* [What needs to be done]: Among the lines below, count those with "curtosis". Give only the number.
____ Records supplied
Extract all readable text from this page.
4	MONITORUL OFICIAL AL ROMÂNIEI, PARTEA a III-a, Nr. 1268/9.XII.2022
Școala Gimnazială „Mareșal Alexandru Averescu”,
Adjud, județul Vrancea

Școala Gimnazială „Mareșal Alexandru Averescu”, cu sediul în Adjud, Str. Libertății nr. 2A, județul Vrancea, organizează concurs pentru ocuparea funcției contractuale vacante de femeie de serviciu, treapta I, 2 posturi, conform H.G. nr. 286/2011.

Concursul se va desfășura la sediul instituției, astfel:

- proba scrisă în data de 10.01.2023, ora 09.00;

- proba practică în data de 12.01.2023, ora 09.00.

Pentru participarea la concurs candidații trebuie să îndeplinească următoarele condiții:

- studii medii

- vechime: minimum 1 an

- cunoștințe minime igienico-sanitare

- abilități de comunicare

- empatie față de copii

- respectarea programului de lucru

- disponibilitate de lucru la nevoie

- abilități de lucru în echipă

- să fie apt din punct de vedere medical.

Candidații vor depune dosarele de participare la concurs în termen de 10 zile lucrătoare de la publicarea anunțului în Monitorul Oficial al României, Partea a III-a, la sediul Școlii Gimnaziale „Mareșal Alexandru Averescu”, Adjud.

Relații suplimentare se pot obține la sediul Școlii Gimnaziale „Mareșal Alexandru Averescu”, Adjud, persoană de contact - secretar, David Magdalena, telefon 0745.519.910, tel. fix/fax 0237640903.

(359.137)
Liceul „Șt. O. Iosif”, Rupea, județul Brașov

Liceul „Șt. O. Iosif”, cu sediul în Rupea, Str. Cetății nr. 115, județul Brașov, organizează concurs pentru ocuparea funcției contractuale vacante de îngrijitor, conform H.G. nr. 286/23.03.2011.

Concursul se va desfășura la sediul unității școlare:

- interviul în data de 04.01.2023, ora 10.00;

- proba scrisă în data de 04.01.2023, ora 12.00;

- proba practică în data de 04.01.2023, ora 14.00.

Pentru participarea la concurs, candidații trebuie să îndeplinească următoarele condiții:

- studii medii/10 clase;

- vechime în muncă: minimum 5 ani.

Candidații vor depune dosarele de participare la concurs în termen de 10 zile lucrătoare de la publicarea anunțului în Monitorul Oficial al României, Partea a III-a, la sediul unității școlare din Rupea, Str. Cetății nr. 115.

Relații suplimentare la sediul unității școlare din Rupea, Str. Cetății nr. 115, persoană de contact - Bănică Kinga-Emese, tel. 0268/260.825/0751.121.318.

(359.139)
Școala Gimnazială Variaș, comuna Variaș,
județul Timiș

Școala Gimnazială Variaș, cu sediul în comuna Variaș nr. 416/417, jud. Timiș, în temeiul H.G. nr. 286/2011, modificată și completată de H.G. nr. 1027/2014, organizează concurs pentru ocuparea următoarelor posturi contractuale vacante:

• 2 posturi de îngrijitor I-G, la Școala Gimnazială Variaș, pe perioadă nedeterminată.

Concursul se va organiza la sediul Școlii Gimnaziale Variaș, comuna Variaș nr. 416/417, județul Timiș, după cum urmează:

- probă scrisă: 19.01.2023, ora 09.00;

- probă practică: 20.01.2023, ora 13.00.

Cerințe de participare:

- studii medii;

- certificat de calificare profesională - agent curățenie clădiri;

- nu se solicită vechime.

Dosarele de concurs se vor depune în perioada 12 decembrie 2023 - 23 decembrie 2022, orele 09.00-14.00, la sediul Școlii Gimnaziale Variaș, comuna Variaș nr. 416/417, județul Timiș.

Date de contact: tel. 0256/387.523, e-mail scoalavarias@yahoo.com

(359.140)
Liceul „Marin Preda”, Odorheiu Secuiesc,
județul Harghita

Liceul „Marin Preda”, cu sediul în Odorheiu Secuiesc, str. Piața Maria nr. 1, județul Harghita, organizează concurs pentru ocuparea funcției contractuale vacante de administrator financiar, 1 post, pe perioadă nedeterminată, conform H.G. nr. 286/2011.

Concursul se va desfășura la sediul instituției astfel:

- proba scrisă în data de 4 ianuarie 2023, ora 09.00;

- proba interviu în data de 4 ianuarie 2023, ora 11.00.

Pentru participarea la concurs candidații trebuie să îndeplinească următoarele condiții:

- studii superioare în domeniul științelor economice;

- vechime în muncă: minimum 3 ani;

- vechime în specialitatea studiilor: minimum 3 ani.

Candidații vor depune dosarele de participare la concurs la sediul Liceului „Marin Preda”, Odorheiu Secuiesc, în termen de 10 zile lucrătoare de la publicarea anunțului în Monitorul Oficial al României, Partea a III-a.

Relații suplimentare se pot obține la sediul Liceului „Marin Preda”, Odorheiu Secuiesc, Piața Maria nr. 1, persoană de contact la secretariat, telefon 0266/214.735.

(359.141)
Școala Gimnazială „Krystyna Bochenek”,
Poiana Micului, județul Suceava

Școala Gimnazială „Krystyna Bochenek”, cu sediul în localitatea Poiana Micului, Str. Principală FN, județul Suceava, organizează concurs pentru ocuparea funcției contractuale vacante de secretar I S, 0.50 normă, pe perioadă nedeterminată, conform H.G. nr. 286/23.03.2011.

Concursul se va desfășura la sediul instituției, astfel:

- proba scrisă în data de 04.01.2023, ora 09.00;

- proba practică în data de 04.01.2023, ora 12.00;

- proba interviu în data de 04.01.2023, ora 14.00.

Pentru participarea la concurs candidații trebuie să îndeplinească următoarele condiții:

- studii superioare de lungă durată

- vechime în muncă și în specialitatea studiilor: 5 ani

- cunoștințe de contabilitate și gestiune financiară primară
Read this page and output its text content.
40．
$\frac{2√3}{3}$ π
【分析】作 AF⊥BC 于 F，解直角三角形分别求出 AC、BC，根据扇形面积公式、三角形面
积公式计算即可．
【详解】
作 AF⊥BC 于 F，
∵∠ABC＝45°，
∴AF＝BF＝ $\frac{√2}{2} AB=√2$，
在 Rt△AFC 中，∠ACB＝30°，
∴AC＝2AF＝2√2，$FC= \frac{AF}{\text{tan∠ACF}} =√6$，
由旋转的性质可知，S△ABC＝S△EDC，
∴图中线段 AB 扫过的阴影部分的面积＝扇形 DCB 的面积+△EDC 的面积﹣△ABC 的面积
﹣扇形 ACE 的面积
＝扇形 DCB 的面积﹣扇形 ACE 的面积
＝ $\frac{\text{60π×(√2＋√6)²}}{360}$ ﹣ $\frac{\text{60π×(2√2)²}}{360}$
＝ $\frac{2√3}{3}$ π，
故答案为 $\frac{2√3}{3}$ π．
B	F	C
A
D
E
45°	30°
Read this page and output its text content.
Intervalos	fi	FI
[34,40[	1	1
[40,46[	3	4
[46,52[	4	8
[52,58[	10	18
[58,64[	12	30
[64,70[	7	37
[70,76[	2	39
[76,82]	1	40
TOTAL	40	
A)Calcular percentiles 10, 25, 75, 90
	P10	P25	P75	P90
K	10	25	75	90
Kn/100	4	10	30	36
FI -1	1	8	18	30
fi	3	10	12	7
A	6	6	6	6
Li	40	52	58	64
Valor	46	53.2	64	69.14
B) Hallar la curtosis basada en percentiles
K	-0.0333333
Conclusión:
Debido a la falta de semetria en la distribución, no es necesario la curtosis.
________
* [Written solution]: 2